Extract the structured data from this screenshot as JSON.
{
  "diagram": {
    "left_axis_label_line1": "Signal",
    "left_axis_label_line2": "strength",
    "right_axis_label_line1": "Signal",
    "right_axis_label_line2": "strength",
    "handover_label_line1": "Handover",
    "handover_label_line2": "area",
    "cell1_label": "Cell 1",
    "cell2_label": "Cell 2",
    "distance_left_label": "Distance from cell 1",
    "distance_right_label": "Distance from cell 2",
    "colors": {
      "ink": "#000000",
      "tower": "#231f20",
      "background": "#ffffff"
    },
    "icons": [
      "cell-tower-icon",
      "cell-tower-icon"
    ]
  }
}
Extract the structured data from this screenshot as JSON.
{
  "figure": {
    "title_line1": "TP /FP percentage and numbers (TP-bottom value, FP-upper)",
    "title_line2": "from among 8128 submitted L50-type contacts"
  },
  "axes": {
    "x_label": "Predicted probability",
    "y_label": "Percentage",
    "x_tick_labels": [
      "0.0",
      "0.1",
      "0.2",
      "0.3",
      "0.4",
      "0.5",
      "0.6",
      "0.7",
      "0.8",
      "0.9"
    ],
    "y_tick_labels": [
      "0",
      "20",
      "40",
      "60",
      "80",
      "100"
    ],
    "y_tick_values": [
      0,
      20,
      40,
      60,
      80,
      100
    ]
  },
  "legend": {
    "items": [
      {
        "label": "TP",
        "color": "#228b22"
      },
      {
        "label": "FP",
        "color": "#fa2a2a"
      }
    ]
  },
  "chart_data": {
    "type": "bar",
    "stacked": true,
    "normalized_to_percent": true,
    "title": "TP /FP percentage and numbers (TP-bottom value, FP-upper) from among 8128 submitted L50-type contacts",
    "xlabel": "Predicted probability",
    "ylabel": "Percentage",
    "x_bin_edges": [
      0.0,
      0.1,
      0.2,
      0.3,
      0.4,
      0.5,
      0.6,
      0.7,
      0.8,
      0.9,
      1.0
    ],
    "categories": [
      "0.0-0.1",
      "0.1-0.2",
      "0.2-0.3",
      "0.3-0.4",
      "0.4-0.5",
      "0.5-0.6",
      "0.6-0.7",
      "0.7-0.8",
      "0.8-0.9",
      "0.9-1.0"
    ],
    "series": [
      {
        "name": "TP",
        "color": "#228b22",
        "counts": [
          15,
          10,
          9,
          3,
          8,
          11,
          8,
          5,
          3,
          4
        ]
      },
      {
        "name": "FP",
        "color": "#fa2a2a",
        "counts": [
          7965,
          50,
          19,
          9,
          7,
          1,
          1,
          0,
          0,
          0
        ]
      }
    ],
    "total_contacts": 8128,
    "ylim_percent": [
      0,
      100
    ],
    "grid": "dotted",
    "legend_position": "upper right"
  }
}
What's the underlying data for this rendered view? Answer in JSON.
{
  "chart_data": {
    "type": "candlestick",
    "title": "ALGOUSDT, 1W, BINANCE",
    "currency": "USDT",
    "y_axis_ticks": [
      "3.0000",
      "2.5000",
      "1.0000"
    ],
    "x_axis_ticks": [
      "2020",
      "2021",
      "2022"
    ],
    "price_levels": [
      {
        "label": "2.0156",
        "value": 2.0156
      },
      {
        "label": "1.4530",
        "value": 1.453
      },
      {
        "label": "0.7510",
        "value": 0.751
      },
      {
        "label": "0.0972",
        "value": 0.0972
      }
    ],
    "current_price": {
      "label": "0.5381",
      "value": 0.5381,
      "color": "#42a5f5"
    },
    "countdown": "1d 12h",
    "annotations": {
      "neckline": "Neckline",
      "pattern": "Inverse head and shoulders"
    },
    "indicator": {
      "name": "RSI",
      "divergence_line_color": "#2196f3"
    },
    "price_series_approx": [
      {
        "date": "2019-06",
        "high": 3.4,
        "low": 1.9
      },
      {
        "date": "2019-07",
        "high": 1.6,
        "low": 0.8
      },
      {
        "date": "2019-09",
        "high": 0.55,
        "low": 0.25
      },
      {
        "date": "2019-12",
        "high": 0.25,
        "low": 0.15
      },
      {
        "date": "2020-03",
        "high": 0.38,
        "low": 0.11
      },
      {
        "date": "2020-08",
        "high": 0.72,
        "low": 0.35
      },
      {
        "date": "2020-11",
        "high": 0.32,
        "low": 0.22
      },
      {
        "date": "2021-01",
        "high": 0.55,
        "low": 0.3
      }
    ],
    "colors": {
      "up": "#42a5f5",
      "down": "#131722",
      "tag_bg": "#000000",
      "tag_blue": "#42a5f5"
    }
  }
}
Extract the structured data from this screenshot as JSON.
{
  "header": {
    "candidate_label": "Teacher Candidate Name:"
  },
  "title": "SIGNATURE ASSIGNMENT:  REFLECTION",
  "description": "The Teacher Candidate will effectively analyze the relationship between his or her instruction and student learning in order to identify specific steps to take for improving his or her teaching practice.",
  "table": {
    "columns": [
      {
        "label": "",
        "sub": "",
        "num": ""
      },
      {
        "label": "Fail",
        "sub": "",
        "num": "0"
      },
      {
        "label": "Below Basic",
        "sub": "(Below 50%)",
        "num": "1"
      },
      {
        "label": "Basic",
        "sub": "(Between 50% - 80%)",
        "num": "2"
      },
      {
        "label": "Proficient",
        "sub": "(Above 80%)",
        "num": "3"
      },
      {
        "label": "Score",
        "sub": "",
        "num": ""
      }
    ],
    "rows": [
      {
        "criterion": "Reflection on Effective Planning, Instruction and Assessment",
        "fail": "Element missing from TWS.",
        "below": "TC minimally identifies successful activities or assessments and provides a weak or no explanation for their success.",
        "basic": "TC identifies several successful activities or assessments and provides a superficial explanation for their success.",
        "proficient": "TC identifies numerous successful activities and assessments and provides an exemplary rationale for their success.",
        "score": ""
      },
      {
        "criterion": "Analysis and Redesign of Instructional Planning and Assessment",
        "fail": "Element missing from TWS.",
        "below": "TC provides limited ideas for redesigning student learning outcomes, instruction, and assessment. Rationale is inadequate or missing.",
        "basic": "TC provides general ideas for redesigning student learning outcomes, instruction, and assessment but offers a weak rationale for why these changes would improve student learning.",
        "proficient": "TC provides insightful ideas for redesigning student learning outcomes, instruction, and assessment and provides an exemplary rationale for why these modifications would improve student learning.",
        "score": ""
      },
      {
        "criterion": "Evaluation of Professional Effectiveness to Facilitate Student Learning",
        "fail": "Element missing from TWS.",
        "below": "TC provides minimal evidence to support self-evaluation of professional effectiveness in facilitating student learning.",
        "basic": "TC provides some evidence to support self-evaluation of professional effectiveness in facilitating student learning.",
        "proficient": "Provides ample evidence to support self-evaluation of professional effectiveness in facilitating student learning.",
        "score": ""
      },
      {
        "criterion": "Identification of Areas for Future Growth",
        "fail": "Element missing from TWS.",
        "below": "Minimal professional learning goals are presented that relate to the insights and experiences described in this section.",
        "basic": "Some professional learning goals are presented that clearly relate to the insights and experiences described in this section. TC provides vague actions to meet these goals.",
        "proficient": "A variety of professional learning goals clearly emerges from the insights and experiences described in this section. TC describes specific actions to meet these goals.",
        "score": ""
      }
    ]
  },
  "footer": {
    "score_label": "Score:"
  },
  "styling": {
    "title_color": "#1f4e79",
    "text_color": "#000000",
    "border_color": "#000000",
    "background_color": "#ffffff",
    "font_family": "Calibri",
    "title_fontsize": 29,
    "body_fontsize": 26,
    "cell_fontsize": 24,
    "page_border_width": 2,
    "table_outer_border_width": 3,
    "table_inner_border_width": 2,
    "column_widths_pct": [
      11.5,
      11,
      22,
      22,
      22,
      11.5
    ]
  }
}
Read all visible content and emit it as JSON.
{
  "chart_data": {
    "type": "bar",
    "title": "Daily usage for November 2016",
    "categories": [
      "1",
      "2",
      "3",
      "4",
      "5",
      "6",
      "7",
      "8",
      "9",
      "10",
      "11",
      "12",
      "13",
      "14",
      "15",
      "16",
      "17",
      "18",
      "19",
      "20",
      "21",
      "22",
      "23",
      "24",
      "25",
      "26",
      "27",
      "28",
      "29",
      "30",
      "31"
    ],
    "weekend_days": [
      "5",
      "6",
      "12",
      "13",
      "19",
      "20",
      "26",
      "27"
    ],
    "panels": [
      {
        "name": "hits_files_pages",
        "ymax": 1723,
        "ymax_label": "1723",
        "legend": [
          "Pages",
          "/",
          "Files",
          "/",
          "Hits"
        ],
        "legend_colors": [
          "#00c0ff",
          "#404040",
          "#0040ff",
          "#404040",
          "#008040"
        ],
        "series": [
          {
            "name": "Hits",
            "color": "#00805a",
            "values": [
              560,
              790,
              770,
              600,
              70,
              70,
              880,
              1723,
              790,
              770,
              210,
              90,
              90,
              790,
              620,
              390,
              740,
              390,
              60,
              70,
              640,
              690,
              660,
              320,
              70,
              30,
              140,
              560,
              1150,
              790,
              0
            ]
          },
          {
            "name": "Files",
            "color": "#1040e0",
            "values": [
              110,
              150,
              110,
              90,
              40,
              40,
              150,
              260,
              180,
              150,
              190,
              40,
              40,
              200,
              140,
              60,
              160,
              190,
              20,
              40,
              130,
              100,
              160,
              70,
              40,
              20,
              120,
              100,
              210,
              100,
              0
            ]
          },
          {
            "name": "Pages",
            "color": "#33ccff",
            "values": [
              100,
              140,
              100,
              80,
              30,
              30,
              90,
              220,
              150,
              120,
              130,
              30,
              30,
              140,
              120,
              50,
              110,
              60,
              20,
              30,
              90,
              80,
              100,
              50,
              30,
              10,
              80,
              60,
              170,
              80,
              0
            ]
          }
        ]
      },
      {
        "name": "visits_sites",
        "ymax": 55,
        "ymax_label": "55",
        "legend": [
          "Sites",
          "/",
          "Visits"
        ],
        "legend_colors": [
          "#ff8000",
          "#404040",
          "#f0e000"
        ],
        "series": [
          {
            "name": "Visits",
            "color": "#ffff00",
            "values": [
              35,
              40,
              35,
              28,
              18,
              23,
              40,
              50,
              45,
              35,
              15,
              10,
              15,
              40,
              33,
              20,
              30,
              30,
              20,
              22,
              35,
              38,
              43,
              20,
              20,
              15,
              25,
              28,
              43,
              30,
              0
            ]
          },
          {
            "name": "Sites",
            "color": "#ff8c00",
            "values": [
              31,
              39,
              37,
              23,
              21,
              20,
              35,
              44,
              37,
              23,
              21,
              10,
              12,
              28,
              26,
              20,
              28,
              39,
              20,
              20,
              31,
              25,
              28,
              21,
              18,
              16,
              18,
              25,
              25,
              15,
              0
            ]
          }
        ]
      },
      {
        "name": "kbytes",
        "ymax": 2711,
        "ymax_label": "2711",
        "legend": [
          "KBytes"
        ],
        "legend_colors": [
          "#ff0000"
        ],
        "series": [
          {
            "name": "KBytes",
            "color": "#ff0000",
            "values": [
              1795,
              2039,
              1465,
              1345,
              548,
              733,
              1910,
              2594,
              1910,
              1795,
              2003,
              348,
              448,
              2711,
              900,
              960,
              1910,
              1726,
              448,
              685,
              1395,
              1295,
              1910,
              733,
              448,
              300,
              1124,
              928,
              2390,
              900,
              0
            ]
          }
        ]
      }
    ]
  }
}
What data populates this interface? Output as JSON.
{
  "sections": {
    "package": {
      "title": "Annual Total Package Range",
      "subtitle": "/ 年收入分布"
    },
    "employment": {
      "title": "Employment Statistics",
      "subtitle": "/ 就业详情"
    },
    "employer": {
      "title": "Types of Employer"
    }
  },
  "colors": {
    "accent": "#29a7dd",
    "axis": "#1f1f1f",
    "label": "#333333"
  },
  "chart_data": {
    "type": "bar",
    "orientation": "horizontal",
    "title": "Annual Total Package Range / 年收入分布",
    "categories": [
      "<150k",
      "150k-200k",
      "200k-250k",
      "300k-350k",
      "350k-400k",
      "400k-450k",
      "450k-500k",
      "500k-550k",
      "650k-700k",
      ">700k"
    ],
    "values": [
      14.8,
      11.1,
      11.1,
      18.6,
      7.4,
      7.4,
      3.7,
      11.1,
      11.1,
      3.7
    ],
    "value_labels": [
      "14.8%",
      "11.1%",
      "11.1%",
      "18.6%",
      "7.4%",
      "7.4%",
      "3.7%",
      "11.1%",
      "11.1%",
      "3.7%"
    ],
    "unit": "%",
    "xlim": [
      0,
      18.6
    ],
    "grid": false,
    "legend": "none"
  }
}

========

Report how many lines of the listing hold the string "actions", giving only the number.

2